(PROBLEM DETAILS)
Filter the data below for the string "this" and copy each matching line.

(INPUT)
......

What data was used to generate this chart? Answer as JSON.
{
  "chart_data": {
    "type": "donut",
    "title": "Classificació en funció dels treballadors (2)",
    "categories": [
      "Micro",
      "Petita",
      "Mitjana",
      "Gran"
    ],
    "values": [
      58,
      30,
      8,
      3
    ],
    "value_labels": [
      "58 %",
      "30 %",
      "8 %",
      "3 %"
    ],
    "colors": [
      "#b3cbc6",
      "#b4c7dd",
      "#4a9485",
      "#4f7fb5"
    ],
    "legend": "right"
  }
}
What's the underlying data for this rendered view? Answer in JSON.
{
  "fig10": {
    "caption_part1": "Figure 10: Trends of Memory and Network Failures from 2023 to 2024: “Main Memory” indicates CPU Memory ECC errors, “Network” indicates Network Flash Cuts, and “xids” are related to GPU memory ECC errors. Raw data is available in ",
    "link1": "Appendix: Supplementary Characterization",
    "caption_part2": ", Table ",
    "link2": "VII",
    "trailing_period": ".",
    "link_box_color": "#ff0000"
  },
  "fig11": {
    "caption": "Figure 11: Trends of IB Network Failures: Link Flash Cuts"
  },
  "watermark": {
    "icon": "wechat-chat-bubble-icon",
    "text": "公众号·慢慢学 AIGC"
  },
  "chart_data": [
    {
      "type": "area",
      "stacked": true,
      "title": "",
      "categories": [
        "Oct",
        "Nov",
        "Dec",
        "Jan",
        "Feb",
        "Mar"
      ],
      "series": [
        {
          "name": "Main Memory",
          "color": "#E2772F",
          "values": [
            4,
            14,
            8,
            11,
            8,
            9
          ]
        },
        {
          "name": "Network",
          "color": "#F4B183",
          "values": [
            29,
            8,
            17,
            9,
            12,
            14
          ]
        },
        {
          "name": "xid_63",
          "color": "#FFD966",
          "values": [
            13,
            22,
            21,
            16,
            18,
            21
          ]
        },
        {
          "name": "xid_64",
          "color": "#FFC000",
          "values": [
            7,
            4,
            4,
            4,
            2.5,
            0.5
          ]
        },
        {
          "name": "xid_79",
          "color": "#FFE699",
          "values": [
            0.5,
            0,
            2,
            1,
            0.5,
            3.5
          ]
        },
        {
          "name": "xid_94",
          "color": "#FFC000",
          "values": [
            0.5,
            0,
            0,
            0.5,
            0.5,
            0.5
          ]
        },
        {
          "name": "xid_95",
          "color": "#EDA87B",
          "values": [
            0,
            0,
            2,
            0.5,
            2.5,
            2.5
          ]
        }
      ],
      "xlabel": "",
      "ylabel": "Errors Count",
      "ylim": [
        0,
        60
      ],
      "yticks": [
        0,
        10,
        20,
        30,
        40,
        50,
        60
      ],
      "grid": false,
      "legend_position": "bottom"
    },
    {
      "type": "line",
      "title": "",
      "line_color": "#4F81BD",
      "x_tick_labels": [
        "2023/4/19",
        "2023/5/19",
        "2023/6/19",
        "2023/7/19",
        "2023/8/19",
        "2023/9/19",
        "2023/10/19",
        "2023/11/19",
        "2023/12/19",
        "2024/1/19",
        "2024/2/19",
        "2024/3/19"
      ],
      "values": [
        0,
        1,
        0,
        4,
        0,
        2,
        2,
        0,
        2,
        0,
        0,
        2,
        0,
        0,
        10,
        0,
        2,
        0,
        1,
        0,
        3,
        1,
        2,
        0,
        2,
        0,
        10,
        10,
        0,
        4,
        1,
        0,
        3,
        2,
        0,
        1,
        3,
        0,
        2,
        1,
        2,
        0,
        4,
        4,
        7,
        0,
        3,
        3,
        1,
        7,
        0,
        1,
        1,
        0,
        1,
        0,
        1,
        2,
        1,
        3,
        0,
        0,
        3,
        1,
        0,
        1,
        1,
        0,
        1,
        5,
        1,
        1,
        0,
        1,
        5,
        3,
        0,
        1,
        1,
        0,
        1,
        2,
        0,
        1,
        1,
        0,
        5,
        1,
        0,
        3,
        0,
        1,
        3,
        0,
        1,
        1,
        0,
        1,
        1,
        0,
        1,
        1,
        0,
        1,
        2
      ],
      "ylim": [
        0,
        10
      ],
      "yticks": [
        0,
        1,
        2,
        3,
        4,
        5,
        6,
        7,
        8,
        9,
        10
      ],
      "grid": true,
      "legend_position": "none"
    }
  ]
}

......

(EXERCISE RESPONSE)
What data was used to generate this chart? Answer as JSON.
What's the underlying data for this rendered view? Answer in JSON.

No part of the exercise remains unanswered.